Problem statement. Reproduce the items starting at the line that contains "- U2 pin OSC: [482, 165, 490, 173]" and ending after the line that contains "- U1 pin AGND: [169, 196, 177, 204]".

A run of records
• • • • •
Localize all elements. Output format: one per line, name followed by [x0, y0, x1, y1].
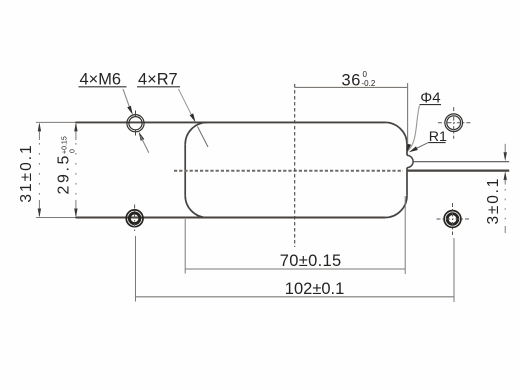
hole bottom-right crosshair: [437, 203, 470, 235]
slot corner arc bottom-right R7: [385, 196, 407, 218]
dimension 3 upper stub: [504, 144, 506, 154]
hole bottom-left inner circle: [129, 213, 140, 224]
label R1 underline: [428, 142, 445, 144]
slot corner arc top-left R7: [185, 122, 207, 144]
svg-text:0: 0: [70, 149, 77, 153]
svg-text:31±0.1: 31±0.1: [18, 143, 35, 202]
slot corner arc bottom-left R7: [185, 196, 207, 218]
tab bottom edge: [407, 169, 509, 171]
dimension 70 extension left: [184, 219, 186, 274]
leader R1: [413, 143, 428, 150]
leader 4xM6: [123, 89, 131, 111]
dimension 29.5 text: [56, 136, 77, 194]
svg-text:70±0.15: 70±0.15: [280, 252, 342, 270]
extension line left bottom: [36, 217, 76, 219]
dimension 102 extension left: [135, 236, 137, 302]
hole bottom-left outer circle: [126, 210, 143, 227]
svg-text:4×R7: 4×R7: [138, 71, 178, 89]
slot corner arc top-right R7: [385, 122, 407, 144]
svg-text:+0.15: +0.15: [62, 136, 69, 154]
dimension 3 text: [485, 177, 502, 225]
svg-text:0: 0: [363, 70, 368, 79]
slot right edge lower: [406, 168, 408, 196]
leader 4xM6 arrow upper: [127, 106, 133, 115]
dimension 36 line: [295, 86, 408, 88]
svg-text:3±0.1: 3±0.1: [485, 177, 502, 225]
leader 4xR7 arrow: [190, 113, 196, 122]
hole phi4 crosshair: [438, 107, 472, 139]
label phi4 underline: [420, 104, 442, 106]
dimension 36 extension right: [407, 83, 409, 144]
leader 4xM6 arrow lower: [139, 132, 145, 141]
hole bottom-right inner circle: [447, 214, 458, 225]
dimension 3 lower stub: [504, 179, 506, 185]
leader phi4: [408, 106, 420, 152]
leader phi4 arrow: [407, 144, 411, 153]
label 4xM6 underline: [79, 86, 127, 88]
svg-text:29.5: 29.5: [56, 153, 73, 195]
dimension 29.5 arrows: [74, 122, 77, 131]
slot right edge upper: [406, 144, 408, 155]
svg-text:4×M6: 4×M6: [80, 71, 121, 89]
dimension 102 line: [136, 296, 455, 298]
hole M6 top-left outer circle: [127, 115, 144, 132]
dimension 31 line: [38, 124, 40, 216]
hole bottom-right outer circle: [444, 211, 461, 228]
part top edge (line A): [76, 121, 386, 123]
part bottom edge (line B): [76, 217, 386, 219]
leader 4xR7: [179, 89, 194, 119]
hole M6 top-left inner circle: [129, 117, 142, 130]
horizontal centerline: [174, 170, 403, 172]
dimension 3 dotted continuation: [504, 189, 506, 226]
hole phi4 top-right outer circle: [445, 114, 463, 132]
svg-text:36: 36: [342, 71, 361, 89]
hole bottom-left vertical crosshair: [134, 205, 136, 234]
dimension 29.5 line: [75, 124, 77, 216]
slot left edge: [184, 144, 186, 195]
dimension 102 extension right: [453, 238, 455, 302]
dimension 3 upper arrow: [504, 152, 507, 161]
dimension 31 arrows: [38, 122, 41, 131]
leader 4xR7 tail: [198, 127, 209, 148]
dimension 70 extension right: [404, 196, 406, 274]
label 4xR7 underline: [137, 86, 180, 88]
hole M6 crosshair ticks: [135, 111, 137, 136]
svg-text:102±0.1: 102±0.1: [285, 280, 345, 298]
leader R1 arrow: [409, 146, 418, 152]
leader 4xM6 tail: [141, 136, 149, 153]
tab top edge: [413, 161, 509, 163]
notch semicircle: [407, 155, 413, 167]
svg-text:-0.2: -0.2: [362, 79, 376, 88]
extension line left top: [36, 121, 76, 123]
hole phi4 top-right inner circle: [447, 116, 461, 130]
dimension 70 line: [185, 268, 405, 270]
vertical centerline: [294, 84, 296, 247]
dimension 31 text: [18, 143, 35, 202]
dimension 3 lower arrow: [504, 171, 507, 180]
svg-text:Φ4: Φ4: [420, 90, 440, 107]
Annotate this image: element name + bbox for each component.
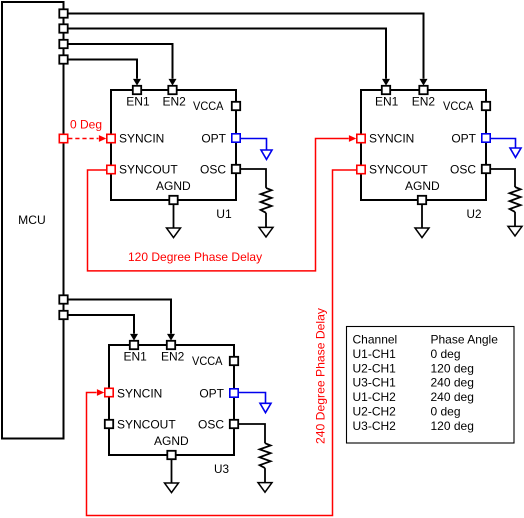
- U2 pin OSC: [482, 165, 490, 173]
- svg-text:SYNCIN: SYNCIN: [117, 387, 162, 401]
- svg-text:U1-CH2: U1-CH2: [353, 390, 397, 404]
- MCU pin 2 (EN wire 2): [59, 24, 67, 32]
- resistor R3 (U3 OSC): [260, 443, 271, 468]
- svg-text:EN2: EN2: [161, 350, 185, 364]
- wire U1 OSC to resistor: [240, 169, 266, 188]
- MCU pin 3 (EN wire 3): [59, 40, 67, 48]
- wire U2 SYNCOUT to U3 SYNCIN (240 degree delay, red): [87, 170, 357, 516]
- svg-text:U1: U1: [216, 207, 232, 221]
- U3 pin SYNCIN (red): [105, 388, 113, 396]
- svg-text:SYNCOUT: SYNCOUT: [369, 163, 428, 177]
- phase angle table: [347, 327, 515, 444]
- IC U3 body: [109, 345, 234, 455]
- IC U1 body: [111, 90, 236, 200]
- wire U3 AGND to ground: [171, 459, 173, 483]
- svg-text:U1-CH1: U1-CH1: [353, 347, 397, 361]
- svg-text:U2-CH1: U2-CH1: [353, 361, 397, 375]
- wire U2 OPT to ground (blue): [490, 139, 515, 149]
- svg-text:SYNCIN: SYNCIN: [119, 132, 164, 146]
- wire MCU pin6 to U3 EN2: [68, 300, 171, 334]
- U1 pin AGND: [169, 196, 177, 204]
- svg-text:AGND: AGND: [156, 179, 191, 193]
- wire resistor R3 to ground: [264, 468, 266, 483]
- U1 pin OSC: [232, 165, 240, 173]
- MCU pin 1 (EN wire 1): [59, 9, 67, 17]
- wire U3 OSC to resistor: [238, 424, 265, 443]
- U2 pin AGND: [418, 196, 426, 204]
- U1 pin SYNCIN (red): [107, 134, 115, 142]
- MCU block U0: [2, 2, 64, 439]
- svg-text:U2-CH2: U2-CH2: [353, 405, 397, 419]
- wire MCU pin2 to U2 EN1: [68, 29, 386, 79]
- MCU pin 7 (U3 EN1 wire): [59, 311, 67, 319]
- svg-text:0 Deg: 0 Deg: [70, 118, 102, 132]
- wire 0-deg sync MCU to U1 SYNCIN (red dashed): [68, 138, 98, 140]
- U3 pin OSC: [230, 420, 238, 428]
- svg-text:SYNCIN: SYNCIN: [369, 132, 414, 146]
• • • • •
Response below.
- U2 pin OSC: [482, 165, 490, 173]
- svg-text:SYNCIN: SYNCIN: [117, 387, 162, 401]
- svg-text:U1-CH2: U1-CH2: [353, 390, 397, 404]
- MCU pin 2 (EN wire 2): [59, 24, 67, 32]
- resistor R3 (U3 OSC): [260, 443, 271, 468]
- svg-text:EN2: EN2: [161, 350, 185, 364]
- wire U1 OSC to resistor: [240, 169, 266, 188]
- MCU pin 3 (EN wire 3): [59, 40, 67, 48]
- wire U2 SYNCOUT to U3 SYNCIN (240 degree delay, red): [87, 170, 357, 516]
- svg-text:U1: U1: [216, 207, 232, 221]
- U3 pin SYNCIN (red): [105, 388, 113, 396]
- svg-text:SYNCOUT: SYNCOUT: [369, 163, 428, 177]
- phase angle table: [347, 327, 515, 444]
- IC U3 body: [109, 345, 234, 455]
- IC U1 body: [111, 90, 236, 200]
- wire U3 AGND to ground: [171, 459, 173, 483]
- svg-text:U1-CH1: U1-CH1: [353, 347, 397, 361]
- svg-text:U2-CH1: U2-CH1: [353, 361, 397, 375]
- wire U2 OPT to ground (blue): [490, 139, 515, 149]
- svg-text:SYNCIN: SYNCIN: [119, 132, 164, 146]
- wire MCU pin6 to U3 EN2: [68, 300, 171, 334]
- U1 pin AGND: [169, 196, 177, 204]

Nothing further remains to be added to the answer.